◆ **Entries**
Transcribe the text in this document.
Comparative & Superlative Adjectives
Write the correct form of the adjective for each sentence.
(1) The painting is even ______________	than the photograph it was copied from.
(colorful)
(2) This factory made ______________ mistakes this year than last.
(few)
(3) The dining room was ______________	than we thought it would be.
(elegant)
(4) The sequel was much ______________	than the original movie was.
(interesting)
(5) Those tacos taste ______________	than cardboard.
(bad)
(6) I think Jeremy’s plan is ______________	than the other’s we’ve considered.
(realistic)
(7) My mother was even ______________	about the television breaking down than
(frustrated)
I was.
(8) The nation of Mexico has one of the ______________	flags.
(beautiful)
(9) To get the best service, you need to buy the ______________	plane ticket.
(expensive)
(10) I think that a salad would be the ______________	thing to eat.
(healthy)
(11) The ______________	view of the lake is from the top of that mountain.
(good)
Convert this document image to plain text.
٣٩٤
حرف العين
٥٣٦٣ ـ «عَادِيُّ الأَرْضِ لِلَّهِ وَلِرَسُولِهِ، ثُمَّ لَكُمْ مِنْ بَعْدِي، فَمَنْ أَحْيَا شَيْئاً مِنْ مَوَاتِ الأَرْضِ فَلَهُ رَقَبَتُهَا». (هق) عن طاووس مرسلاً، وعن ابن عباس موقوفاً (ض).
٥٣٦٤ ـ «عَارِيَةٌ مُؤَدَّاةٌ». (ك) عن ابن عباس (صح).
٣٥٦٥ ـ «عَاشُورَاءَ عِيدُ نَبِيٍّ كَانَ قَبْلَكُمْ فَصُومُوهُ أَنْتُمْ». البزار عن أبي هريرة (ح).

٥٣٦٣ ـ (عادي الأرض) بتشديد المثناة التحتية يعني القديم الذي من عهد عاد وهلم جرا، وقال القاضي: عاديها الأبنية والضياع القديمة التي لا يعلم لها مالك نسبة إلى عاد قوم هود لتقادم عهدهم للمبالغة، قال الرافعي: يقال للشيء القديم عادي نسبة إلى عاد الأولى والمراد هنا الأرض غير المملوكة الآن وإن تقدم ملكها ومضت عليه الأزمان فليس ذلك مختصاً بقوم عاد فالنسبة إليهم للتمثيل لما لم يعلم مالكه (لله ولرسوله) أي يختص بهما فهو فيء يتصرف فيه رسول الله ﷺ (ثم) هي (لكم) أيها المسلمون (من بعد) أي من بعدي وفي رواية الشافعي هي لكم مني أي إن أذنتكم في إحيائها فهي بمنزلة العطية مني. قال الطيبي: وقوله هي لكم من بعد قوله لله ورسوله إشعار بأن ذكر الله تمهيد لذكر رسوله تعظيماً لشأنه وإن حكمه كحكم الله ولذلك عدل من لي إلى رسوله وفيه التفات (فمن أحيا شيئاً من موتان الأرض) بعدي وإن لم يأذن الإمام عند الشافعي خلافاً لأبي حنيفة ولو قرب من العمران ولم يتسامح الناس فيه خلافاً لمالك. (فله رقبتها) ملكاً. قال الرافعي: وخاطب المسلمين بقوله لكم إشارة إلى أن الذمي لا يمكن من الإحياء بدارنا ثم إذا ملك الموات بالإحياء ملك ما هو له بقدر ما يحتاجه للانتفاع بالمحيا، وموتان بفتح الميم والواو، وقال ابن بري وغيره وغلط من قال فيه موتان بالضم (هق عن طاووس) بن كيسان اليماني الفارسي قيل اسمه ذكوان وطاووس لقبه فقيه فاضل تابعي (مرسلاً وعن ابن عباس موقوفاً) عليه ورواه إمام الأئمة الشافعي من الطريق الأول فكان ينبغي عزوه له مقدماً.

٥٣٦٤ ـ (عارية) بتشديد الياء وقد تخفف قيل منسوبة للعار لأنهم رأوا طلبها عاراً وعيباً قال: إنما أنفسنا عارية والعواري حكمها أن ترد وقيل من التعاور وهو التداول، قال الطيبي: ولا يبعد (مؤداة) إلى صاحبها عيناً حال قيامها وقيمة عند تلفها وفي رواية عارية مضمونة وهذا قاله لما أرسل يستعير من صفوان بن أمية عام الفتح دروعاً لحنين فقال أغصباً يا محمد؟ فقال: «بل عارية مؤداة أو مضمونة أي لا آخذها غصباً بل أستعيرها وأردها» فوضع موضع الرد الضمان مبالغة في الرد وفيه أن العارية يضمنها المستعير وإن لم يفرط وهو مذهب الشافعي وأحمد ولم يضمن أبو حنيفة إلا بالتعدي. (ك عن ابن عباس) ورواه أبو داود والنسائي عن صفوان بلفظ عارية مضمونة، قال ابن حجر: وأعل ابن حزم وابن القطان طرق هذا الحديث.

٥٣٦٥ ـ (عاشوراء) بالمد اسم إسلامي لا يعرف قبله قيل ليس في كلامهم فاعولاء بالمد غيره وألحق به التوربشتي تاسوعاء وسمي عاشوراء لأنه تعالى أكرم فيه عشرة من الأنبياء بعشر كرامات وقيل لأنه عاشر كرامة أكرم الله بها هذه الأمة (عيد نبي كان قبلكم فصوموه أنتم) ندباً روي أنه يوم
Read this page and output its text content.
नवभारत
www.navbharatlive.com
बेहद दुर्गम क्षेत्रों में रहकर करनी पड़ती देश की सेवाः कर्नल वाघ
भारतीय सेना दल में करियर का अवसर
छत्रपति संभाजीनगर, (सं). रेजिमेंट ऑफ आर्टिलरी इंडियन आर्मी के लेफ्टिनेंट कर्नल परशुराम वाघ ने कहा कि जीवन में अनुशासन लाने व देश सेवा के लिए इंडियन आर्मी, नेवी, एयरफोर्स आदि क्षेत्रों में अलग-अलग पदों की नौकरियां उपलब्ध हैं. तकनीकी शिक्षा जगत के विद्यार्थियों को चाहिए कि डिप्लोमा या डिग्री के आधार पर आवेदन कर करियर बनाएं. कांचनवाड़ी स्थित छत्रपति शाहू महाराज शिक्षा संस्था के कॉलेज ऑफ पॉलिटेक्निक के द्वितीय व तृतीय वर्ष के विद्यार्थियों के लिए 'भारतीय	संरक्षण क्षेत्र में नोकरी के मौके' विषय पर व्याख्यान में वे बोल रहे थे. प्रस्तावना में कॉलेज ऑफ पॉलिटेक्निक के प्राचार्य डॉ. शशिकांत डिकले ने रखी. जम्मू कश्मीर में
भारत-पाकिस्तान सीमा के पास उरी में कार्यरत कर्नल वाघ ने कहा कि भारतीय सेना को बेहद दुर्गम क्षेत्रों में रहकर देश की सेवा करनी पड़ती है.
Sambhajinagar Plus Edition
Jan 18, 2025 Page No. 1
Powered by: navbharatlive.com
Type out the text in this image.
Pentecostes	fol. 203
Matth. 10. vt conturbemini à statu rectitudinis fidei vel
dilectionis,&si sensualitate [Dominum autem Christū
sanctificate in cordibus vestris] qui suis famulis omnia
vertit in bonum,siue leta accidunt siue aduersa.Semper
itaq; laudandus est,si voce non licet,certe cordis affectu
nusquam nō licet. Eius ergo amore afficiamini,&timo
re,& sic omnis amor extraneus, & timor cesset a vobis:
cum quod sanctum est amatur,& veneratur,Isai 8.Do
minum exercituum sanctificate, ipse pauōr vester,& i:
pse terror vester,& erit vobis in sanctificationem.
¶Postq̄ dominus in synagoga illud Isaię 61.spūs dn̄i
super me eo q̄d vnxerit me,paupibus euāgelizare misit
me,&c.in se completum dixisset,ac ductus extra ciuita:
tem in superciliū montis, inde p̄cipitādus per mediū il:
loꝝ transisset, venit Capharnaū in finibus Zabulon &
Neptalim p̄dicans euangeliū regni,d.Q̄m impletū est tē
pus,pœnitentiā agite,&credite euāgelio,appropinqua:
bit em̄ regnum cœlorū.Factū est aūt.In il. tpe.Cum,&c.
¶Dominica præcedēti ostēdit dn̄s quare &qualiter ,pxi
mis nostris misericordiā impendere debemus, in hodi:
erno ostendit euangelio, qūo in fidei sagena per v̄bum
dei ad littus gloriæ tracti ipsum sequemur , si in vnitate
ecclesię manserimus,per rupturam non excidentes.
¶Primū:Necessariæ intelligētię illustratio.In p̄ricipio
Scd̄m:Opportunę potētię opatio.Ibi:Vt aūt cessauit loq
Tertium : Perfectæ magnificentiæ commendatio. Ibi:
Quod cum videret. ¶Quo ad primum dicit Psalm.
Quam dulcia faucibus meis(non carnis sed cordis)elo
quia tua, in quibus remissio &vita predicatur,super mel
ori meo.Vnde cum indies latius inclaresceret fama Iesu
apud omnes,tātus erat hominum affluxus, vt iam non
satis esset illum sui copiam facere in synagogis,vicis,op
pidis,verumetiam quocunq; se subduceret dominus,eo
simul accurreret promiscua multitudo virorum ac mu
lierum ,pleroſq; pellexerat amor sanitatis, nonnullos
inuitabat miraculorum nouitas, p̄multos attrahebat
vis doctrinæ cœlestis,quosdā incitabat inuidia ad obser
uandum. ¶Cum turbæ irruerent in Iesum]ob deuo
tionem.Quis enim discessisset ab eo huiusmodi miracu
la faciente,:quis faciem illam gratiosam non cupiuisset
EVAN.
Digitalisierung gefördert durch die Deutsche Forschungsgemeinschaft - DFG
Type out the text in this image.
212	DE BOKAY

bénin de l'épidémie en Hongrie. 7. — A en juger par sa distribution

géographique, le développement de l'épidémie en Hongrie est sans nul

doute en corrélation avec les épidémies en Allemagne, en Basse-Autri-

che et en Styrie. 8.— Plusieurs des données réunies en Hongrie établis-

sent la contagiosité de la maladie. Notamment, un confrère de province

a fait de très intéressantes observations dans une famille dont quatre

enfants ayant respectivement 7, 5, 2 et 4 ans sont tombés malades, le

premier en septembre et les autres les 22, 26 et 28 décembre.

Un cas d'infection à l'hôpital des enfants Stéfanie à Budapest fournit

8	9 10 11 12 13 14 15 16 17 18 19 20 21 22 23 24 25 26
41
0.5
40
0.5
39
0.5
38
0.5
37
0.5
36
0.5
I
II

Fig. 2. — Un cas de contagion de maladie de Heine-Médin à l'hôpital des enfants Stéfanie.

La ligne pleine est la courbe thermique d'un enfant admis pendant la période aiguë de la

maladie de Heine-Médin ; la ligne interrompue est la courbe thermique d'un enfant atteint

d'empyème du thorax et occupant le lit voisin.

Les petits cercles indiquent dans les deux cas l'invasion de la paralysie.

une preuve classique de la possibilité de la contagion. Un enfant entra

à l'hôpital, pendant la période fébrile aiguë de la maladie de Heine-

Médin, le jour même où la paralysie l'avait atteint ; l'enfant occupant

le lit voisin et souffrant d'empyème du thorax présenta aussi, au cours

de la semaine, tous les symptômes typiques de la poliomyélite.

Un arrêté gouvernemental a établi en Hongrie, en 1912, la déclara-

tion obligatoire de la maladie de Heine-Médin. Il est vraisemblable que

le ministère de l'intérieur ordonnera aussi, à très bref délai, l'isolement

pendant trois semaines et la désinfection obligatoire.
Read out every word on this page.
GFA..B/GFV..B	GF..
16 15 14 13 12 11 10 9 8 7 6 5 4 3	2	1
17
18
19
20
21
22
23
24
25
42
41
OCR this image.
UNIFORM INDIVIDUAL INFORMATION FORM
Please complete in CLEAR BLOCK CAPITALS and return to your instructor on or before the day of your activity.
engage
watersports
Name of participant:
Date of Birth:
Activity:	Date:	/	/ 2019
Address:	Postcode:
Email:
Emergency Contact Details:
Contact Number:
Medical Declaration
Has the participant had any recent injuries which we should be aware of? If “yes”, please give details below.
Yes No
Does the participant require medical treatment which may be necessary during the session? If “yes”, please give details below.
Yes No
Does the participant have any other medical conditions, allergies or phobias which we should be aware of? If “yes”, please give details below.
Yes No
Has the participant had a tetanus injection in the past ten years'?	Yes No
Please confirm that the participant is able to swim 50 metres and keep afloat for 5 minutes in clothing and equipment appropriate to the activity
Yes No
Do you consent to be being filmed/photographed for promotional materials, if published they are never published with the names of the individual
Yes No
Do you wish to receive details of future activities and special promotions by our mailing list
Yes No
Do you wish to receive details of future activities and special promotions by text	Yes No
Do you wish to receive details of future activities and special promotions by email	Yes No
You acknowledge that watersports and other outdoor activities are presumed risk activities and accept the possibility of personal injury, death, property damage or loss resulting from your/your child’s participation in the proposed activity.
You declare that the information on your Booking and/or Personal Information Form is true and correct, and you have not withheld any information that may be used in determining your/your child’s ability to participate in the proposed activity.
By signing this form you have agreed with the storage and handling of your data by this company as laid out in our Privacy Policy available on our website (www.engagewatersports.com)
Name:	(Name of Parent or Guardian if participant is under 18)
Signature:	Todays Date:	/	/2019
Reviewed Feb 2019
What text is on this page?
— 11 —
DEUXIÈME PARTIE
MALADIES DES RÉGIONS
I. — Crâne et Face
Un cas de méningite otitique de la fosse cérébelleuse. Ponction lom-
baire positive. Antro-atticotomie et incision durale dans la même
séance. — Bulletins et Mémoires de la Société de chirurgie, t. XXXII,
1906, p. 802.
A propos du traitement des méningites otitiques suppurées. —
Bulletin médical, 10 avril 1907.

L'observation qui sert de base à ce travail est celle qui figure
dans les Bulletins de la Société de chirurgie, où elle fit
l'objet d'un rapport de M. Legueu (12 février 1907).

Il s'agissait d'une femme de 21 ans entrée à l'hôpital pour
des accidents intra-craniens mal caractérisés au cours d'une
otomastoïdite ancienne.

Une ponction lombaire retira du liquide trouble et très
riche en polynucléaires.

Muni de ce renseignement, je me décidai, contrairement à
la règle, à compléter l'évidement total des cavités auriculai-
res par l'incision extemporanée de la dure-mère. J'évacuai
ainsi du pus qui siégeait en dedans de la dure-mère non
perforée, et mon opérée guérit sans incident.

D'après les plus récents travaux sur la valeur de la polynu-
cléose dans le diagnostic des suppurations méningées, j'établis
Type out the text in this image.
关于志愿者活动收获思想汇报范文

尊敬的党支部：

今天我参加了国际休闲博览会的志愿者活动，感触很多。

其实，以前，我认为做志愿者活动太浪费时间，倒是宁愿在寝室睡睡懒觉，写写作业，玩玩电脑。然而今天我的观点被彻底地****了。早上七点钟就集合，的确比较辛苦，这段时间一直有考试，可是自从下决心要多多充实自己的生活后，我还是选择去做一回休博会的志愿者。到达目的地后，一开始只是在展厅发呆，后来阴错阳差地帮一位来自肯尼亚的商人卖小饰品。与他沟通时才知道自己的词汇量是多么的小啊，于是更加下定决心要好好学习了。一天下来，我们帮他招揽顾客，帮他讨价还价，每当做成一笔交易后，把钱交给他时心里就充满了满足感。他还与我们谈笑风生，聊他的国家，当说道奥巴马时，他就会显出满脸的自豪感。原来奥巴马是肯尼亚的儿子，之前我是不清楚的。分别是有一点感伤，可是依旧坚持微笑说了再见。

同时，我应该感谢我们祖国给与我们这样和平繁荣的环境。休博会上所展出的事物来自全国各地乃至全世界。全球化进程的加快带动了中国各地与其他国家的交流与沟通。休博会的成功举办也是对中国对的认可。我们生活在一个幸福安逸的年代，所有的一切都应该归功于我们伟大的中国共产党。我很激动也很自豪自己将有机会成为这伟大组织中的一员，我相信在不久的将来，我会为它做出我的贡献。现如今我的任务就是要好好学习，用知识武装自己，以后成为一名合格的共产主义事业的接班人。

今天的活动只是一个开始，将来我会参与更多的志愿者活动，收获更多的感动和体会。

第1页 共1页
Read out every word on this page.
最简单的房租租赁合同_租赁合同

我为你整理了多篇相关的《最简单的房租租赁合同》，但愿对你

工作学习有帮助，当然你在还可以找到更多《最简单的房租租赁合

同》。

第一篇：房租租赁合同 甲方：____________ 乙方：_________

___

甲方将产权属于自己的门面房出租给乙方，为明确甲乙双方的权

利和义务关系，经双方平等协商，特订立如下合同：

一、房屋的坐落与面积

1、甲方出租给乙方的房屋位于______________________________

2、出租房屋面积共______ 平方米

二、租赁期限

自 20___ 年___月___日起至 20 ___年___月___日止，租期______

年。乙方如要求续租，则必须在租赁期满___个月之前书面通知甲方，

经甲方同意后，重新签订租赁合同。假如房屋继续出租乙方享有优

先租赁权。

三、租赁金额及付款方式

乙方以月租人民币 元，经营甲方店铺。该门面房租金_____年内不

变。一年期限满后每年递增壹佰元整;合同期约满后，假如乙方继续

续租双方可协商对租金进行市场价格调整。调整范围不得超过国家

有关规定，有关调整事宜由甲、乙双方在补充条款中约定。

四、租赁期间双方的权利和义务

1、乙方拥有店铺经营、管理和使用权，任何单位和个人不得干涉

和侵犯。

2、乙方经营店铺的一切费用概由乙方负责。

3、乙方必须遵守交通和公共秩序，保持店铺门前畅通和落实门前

◆ **What is required**
Note every line above where the string "même" shows up, and copy those lines.

◆ **Correct answer**
Médin, le jour même où la paralysie l'avait atteint ; l'enfant occupant
baire positive. Antro-atticotomie et incision durale dans la même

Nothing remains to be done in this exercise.